■ **Description of the task**: Counting only lines that hold "text", give the total and nothing more.

***

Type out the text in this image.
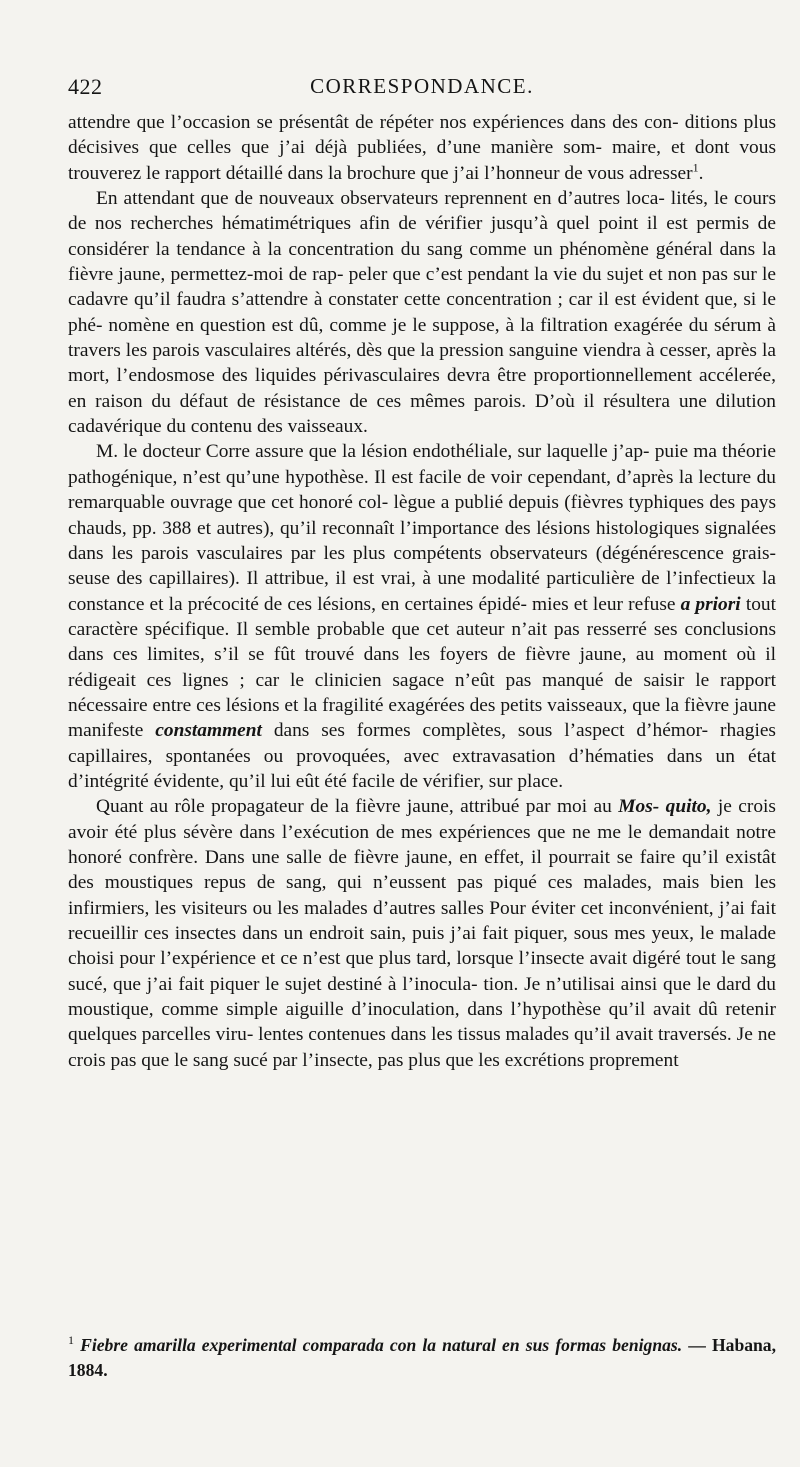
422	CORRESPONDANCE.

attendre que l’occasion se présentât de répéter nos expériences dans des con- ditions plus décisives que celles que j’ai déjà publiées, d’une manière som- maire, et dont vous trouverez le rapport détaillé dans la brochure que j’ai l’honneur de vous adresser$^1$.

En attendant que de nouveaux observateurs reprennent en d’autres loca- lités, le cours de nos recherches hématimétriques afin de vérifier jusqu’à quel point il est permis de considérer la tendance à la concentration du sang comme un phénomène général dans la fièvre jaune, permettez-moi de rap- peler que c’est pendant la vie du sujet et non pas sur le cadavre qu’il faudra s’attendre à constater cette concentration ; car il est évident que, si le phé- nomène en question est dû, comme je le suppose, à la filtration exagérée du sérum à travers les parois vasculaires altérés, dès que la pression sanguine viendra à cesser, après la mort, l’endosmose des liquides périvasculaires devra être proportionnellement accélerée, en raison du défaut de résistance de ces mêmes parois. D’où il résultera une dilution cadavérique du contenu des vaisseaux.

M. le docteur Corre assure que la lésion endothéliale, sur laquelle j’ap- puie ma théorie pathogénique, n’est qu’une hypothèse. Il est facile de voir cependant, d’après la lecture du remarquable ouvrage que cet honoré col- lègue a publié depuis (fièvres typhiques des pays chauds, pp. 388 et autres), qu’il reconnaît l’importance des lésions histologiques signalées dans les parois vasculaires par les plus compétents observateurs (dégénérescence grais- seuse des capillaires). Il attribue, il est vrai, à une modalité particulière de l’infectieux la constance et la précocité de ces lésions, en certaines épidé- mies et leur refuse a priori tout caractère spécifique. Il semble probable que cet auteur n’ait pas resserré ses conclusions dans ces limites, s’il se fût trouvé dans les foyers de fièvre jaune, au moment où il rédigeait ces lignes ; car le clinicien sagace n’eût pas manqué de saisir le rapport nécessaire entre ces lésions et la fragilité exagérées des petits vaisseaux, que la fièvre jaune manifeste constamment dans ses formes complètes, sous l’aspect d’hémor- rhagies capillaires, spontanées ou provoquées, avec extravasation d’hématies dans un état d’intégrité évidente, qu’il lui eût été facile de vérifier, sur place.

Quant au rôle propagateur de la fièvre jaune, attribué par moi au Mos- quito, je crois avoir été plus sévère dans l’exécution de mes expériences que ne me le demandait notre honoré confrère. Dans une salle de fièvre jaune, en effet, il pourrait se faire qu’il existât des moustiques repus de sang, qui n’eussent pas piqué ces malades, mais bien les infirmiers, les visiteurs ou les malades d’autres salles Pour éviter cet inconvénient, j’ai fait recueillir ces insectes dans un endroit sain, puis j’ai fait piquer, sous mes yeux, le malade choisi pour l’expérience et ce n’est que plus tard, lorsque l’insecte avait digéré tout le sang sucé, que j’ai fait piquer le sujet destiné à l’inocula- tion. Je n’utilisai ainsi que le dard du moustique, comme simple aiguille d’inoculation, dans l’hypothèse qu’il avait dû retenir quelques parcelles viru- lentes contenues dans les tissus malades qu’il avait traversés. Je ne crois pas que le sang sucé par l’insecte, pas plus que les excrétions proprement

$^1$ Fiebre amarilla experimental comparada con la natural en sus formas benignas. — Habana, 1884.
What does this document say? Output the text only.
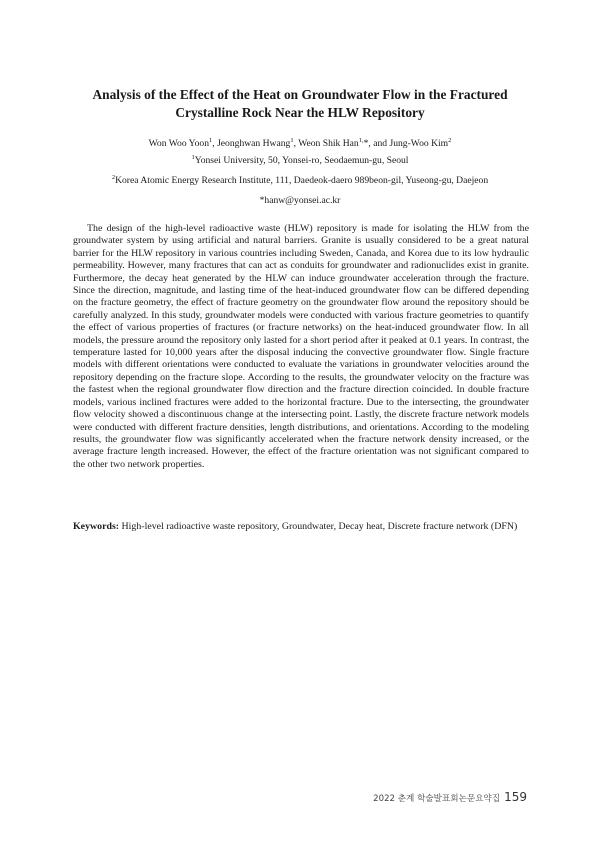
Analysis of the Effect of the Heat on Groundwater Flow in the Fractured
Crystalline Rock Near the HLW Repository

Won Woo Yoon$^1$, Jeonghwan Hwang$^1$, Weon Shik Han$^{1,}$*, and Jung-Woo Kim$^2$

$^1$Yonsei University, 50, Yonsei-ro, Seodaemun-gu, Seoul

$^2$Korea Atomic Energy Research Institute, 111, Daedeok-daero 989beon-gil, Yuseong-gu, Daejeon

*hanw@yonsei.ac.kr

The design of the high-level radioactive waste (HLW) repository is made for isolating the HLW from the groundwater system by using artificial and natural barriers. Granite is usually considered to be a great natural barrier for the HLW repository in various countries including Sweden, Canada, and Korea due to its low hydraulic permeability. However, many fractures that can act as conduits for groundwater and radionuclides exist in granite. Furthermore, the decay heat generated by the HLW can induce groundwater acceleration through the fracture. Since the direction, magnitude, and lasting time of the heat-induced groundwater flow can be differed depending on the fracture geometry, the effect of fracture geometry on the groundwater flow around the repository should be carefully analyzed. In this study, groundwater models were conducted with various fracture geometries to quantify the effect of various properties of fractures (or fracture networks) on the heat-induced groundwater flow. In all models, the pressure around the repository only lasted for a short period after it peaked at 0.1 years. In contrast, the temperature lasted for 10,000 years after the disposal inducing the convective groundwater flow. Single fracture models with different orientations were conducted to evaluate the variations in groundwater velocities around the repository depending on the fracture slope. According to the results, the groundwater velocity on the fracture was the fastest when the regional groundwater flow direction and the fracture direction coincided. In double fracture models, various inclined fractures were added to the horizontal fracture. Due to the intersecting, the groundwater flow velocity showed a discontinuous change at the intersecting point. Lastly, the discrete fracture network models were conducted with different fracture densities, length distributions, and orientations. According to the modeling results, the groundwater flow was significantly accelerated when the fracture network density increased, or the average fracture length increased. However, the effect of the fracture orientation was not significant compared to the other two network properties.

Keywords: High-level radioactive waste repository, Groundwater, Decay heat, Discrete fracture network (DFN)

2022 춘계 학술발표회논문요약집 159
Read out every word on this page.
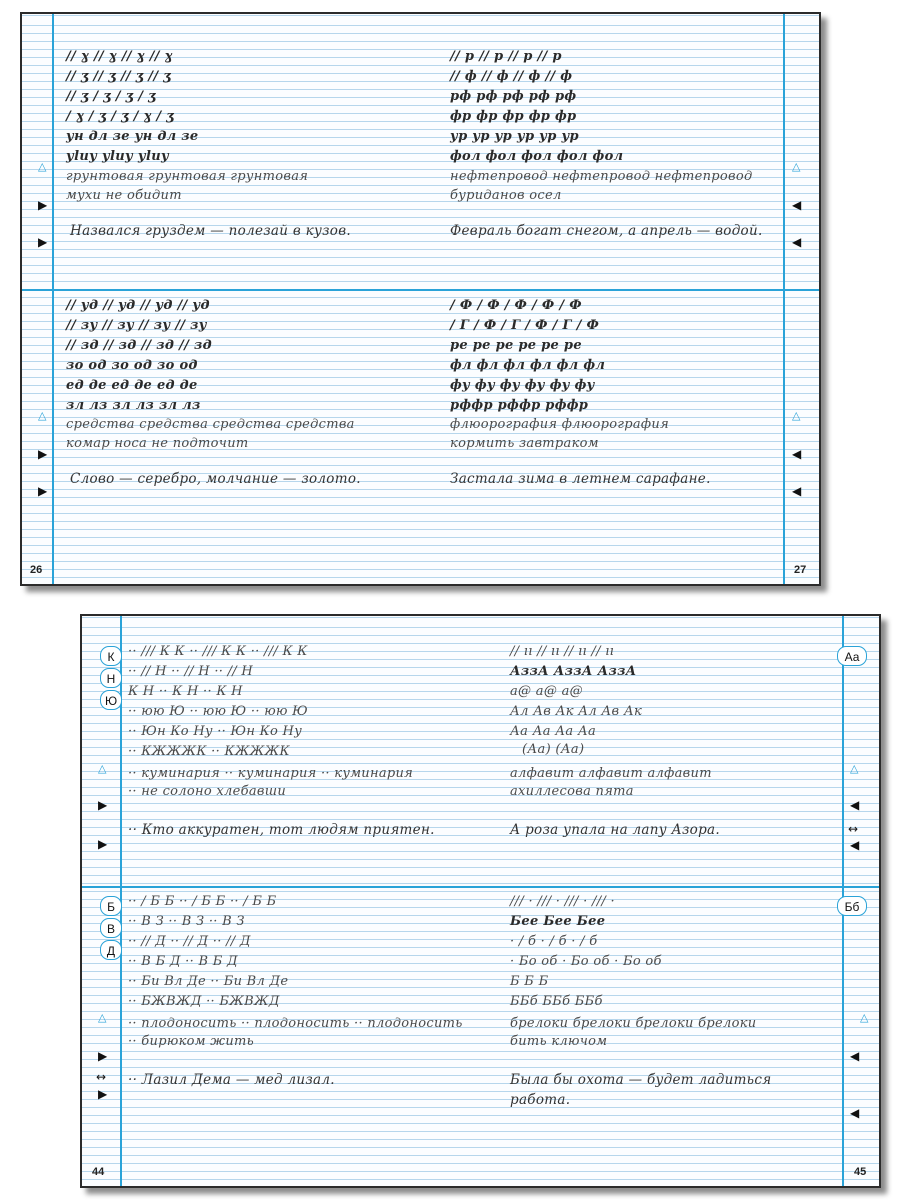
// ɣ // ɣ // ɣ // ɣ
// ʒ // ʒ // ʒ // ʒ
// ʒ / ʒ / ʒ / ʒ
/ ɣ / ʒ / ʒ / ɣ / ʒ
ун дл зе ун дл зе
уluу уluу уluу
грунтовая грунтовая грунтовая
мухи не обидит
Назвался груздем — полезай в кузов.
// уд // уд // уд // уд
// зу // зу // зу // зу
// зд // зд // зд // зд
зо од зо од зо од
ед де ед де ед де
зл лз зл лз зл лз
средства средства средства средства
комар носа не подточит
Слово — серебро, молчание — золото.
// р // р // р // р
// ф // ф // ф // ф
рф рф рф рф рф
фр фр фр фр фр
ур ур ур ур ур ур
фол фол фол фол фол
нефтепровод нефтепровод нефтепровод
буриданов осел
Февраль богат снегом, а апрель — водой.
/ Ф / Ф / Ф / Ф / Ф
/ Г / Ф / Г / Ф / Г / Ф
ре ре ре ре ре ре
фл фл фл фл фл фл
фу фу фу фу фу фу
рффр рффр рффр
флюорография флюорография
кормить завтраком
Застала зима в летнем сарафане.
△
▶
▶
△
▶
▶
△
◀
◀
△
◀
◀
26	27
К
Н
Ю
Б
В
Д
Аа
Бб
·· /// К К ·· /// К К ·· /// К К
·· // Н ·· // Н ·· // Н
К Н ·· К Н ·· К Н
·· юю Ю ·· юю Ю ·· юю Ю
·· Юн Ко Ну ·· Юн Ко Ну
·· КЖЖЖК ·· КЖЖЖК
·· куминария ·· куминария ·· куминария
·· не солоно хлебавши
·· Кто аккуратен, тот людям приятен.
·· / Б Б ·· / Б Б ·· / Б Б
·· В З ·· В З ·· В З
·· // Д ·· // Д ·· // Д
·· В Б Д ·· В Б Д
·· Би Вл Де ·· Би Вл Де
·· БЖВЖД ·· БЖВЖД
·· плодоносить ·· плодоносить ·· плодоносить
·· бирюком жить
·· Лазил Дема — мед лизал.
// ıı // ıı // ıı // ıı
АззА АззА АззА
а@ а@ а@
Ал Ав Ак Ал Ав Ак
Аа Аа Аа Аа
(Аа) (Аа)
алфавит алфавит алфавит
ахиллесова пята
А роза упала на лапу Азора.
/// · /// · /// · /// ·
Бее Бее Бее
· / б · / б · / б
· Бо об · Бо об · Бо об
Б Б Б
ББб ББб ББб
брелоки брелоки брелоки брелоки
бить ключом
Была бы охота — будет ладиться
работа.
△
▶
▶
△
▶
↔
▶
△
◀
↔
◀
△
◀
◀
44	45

***

■ **Exercise solution**: 2